### What is required
Where a line holds the word "hCPC", copy that line.

### Input records
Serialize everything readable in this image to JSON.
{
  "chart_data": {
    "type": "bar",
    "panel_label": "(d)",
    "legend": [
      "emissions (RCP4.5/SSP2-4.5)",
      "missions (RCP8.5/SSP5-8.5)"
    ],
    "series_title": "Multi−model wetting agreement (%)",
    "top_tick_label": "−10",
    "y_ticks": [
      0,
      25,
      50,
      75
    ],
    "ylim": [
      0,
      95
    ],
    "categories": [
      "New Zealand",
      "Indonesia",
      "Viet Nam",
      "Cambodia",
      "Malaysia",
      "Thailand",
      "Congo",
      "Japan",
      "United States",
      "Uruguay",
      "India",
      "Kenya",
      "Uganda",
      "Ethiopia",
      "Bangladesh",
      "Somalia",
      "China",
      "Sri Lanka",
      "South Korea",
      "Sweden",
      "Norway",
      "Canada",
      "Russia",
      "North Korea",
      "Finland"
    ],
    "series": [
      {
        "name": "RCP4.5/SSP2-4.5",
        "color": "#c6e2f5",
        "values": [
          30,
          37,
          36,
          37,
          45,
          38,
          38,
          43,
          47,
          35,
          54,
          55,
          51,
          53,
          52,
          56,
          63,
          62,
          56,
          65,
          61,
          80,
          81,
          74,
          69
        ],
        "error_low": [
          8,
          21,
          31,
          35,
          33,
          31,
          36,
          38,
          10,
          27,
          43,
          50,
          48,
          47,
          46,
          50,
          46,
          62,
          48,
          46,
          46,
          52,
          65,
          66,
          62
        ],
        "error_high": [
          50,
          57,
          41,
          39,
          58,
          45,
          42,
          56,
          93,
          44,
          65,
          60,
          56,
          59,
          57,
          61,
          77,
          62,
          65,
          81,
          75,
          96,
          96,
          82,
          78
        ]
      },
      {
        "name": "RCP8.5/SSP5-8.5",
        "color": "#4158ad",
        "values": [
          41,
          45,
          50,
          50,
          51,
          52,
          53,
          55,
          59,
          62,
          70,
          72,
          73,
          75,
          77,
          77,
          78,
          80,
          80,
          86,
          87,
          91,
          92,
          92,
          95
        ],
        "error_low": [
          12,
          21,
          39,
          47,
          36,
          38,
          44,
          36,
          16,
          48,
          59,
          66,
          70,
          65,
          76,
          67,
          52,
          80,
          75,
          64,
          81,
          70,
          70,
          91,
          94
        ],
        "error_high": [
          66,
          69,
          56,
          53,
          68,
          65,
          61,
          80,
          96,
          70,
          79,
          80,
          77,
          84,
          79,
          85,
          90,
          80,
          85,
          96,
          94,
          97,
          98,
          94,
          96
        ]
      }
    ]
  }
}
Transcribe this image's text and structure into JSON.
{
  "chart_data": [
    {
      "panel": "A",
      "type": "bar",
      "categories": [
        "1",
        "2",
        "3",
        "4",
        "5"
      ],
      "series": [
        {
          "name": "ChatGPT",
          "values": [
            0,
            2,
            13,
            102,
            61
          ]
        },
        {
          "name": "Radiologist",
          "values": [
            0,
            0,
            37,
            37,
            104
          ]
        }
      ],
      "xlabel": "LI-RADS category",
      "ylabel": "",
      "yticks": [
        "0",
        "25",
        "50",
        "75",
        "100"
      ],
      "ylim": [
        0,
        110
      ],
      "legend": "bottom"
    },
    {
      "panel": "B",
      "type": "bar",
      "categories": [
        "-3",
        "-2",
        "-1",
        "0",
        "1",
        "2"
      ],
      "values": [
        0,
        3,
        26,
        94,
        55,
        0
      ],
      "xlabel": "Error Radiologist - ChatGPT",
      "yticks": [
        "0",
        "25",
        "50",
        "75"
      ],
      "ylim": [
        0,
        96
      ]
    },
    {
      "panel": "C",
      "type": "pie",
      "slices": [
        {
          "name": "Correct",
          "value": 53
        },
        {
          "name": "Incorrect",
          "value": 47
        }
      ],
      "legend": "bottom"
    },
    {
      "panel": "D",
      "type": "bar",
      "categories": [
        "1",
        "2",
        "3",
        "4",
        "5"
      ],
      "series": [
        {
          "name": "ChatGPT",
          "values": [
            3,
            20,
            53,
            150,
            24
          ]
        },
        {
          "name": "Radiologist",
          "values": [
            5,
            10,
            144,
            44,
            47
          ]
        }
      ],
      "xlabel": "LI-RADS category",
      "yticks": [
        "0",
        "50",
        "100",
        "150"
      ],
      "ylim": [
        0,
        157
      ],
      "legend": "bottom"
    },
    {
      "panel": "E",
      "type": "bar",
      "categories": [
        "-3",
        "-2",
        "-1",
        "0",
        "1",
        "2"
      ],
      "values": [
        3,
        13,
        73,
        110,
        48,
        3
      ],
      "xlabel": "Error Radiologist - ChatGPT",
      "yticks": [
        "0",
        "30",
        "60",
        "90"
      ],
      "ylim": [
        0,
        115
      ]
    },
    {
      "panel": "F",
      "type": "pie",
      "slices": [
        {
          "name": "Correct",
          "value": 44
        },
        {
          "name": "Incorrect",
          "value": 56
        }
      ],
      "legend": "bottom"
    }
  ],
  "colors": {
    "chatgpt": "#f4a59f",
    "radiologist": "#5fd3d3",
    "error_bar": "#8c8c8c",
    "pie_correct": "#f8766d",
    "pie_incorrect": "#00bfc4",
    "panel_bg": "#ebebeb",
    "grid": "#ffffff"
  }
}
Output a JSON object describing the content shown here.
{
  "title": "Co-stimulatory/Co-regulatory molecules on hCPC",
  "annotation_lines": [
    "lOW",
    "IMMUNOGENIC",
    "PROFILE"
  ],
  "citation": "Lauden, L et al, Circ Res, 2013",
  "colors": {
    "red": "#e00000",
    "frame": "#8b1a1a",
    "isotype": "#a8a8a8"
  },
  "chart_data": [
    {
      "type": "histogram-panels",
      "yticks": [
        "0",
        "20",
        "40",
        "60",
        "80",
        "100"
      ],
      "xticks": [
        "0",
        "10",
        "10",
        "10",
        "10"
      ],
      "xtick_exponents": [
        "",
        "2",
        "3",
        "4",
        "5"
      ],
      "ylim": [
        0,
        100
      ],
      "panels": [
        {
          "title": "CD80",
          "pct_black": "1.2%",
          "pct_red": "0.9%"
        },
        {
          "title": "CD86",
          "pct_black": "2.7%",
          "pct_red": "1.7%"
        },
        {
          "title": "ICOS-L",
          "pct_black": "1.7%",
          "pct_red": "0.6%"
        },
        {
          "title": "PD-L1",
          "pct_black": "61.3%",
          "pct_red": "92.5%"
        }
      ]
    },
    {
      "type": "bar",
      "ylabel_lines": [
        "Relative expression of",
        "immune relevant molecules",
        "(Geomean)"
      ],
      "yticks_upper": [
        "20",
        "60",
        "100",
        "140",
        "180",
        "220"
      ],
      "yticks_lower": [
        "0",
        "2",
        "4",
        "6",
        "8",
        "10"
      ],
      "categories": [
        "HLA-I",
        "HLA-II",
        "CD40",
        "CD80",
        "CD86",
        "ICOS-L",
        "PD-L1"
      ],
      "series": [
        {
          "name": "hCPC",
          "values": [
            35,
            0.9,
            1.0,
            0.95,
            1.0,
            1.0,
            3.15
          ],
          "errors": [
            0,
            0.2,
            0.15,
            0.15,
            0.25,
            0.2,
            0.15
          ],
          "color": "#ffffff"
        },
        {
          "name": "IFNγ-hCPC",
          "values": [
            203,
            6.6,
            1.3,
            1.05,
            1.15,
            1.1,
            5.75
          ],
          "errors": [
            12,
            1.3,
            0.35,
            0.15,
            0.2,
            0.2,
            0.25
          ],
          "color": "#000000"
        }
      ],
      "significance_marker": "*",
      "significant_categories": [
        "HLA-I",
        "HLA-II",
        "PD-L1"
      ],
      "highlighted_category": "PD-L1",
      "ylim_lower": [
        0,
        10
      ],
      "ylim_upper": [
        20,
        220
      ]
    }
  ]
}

### Exercise response
  "title": "Co-stimulatory/Co-regulatory molecules on hCPC",
          "name": "hCPC",
          "name": "IFNγ-hCPC",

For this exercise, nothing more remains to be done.